#### [WHAT IS NEEDED]
Find the word "name" in the data. Return every line where it appears.

━━━ DATA TO PROCESS ━━━

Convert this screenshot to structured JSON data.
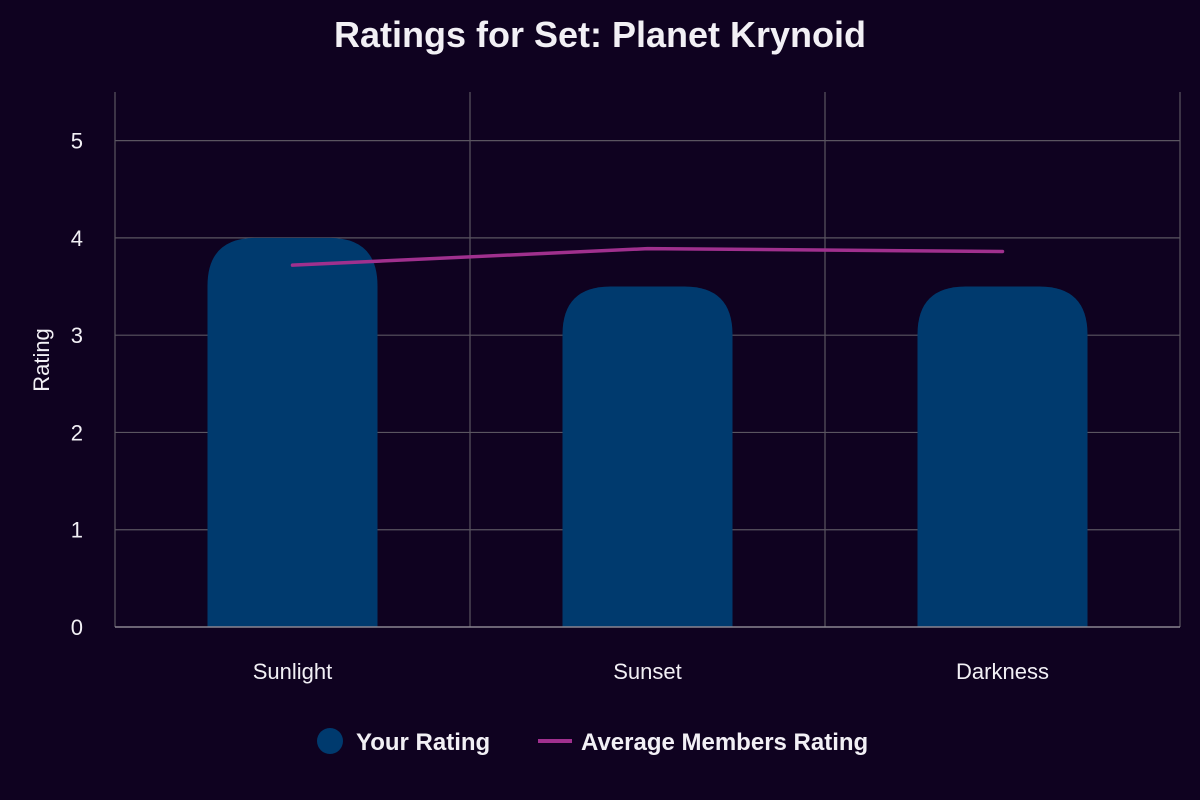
{
  "chart_data": {
    "type": "bar",
    "title": "Ratings for Set: Planet Krynoid",
    "xlabel": "",
    "ylabel": "Rating",
    "ylim": [
      0,
      5.5
    ],
    "yticks": [
      0,
      1,
      2,
      3,
      4,
      5
    ],
    "categories": [
      "Sunlight",
      "Sunset",
      "Darkness"
    ],
    "grid": true,
    "legend_position": "bottom",
    "series": [
      {
        "name": "Your Rating",
        "type": "bar",
        "values": [
          4.0,
          3.5,
          3.5
        ],
        "color": "#003a6e"
      },
      {
        "name": "Average Members Rating",
        "type": "line",
        "values": [
          3.72,
          3.89,
          3.86
        ],
        "color": "#a0308e"
      }
    ]
  }
}
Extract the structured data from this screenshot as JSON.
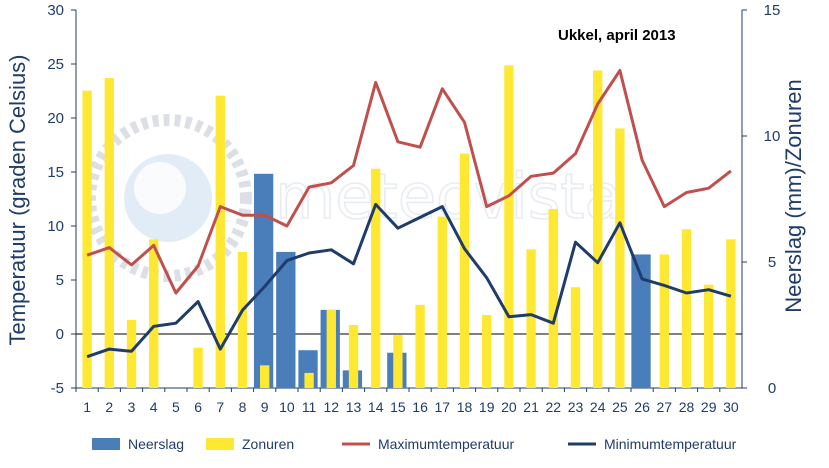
{
  "watermark": {
    "text": "meteovista"
  },
  "chart_data": {
    "type": "bar+line",
    "title": "Ukkel, april 2013",
    "ylabel_left": "Temperatuur (graden Celsius)",
    "ylabel_right": "Neerslag (mm)/Zonuren",
    "xlabel": "",
    "ylim_left": [
      -5,
      30
    ],
    "yticks_left": [
      "-5",
      "0",
      "5",
      "10",
      "15",
      "20",
      "25",
      "30"
    ],
    "ylim_right": [
      0,
      15
    ],
    "yticks_right": [
      "0",
      "5",
      "10",
      "15"
    ],
    "categories": [
      "1",
      "2",
      "3",
      "4",
      "5",
      "6",
      "7",
      "8",
      "9",
      "10",
      "11",
      "12",
      "13",
      "14",
      "15",
      "16",
      "17",
      "18",
      "19",
      "20",
      "21",
      "22",
      "23",
      "24",
      "25",
      "26",
      "27",
      "28",
      "29",
      "30"
    ],
    "grid": false,
    "legend_position": "bottom",
    "series": [
      {
        "name": "Neerslag",
        "type": "bar",
        "axis": "right",
        "color": "#4a7ebb",
        "values": [
          0,
          0,
          0,
          0,
          0,
          0,
          0,
          0,
          8.5,
          5.4,
          1.5,
          3.1,
          0.7,
          0,
          1.4,
          0,
          0,
          0,
          0,
          0,
          0,
          0,
          0,
          0,
          0,
          5.3,
          0,
          0,
          0,
          0
        ]
      },
      {
        "name": "Zonuren",
        "type": "bar",
        "axis": "right",
        "color": "#ffe832",
        "values": [
          11.8,
          12.3,
          2.7,
          5.9,
          0,
          1.6,
          11.6,
          5.4,
          0.9,
          0,
          0.6,
          3.1,
          2.5,
          8.7,
          2.1,
          3.3,
          6.8,
          9.3,
          2.9,
          12.8,
          5.5,
          7.1,
          4.0,
          12.6,
          10.3,
          0,
          5.3,
          6.3,
          4.1,
          5.9
        ]
      },
      {
        "name": "Maximumtemperatuur",
        "type": "line",
        "axis": "left",
        "color": "#c0504d",
        "values": [
          7.3,
          8.0,
          6.4,
          8.2,
          3.8,
          6.3,
          11.8,
          11.0,
          11.0,
          10.0,
          13.6,
          14.0,
          15.6,
          23.3,
          17.8,
          17.3,
          22.7,
          19.6,
          11.8,
          12.8,
          14.6,
          14.9,
          16.7,
          21.3,
          24.4,
          16.1,
          11.8,
          13.1,
          13.5,
          15.1
        ]
      },
      {
        "name": "Minimumtemperatuur",
        "type": "line",
        "axis": "left",
        "color": "#1f3c6b",
        "values": [
          -2.1,
          -1.4,
          -1.6,
          0.7,
          1.0,
          3.0,
          -1.4,
          2.2,
          4.4,
          6.8,
          7.5,
          7.8,
          6.5,
          12.0,
          9.8,
          10.8,
          11.8,
          7.9,
          5.2,
          1.6,
          1.8,
          1.0,
          8.5,
          6.6,
          10.3,
          5.1,
          4.5,
          3.8,
          4.1,
          3.5
        ]
      }
    ]
  }
}
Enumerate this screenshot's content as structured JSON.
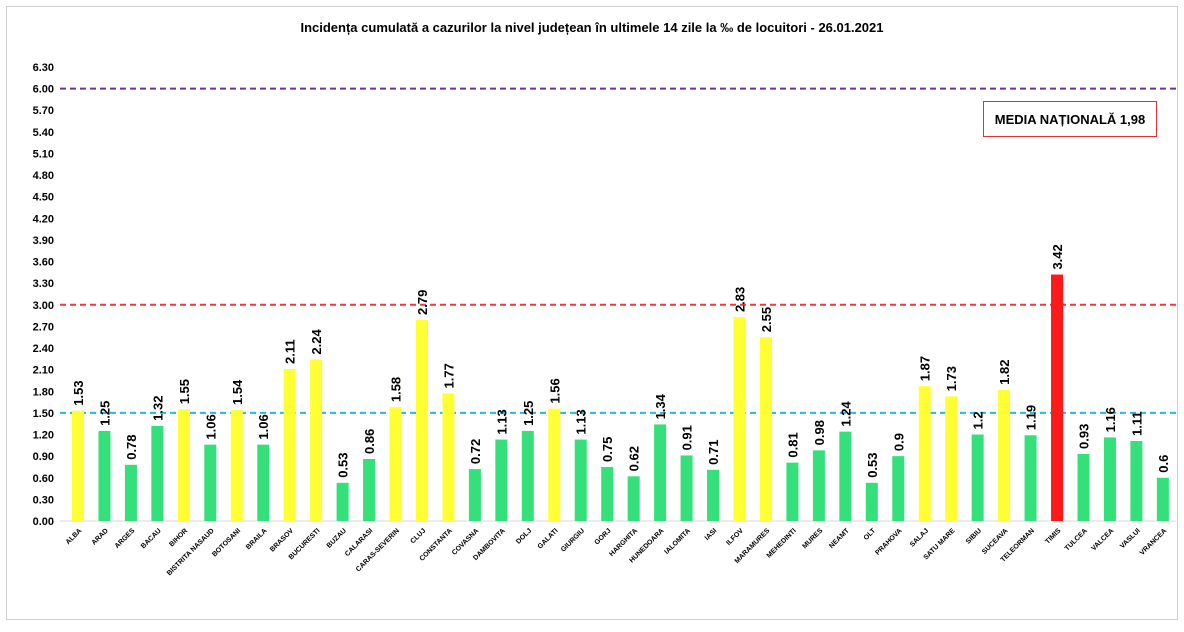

━━━

#### [WRITTEN REPLY]
        "name": "Your Rating",
        "name": "Average Members Rating",
        "name": "Neerslag",
        "name": "Zonuren",
        "name": "Maximumtemperatuur",
        "name": "Minimumtemperatuur",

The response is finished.